--- begin Extract to read ---

Form S-8

As filed with the Securities and Exchange Commission on June 11, 2010

Registration No. 333-            

 

 

 

UNITED STATES

SECURITIES AND EXCHANGE COMMISSION

Washington, D.C. 20549

 

 

FORM S-8

REGISTRATION STATEMENT

UNDER

THE SECURITIES ACT OF 1933

 

 

CLEAR CHANNEL OUTDOOR HOLDINGS, INC.

(Exact name of registrant as specified in its charter)

 

 

 

Delaware   86-0812139

(State or other jurisdiction of

incorporation or organization)

 

(I.R.S Employer

Identification No.)

 

200 East Basse Road

San Antonio, TX

  78209
(Address of Principal Executive Offices)   (Zip Code)

Clear Channel Communications, Inc. 401(k) Savings Plan, as amended and restated

(Full title of the plan)

 

 

Mark P. Mays

Chief Executive Officer

Clear Channel Outdoor Holdings, Inc.

200 East Basse Road

San Antonio, TX 78209

Telephone: (210) 832-3700

 

 

Copies to:

Daryl L. Lansdale, Jr.

Fulbright & Jaworski L.L.P.

300 Convent Street, Suite 2200

San Antonio, TX 78205

Telephone: (210) 270-9367

(Name, address, and telephone number, including area code, of agent for service)

Indicate by check mark whether the registrant is a large accelerated filer, an accelerated filer, a non-accelerated filer, or a smaller reporting company. See the definitions of “large accelerated filer,” “accelerated filer,” and “smaller reporting company” in Rule 12b-2 of the Exchange Act.

--- end Extract to read ---

Task A: Return every line in the entries below that contains the string "status", treating case as significant.

--- begin Input for this task ---

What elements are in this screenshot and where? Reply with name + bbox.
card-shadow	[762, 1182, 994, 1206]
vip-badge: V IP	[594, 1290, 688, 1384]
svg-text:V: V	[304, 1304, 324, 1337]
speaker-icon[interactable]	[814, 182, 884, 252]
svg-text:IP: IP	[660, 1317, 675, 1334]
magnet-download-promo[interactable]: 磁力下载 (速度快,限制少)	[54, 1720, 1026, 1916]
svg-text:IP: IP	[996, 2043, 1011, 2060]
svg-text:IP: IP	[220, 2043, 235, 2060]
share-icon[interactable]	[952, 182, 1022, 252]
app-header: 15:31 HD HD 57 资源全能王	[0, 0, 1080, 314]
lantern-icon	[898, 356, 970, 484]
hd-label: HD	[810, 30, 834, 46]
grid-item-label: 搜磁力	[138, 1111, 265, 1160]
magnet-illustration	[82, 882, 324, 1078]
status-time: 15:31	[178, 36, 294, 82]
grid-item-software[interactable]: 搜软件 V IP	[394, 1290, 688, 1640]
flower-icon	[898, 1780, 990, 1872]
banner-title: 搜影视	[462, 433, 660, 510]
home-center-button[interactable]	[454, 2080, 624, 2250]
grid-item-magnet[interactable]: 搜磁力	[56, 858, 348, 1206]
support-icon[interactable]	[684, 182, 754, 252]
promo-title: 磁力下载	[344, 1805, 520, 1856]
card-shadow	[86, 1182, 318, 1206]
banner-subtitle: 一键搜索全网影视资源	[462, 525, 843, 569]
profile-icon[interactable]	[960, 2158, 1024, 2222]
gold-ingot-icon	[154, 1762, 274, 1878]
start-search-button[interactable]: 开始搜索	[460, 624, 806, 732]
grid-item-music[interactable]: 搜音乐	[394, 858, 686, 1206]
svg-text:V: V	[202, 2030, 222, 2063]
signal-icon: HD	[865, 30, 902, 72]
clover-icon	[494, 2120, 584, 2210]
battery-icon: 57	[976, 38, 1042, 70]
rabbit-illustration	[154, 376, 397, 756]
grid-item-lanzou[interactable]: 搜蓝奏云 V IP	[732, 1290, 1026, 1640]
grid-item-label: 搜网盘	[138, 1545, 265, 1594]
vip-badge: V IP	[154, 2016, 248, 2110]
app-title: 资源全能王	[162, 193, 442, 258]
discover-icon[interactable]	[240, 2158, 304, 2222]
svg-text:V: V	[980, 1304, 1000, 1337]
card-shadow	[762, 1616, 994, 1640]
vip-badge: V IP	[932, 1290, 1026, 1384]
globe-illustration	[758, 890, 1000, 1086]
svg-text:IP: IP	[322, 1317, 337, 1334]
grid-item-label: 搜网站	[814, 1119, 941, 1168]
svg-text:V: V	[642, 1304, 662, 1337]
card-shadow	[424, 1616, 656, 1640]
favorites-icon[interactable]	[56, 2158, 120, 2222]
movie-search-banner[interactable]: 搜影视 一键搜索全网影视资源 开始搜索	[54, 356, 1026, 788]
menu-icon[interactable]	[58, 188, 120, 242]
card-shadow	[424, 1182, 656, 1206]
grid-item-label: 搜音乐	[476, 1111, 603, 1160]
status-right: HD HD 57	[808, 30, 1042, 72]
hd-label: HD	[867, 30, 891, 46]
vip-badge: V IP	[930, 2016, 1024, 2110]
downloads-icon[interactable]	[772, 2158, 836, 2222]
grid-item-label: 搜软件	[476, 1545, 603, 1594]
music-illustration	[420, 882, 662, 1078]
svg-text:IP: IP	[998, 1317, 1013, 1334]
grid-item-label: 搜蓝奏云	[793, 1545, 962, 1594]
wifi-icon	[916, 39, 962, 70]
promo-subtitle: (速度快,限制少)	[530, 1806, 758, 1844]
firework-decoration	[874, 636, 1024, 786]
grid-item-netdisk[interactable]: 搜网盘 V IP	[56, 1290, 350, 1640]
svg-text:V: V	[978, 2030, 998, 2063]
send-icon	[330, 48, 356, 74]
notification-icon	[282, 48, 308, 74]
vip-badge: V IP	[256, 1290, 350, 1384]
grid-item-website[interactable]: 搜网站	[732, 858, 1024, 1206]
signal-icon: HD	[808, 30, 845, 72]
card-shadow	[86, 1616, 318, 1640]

--- end Input for this task ---

Task B: Set down the passage of the Form S-8 cover page that begins at the words "300 Convent Street, Suite" and stops after "agent for service)".

Problem solution A:
status-time: 15:31	[178, 36, 294, 82]
status-right: HD HD 57	[808, 30, 1042, 72]

Problem solution B:
300 Convent Street, Suite 2200

San Antonio, TX 78205

Telephone: (210) 270-9367

(Name, address, and telephone number, including area code, of agent for service)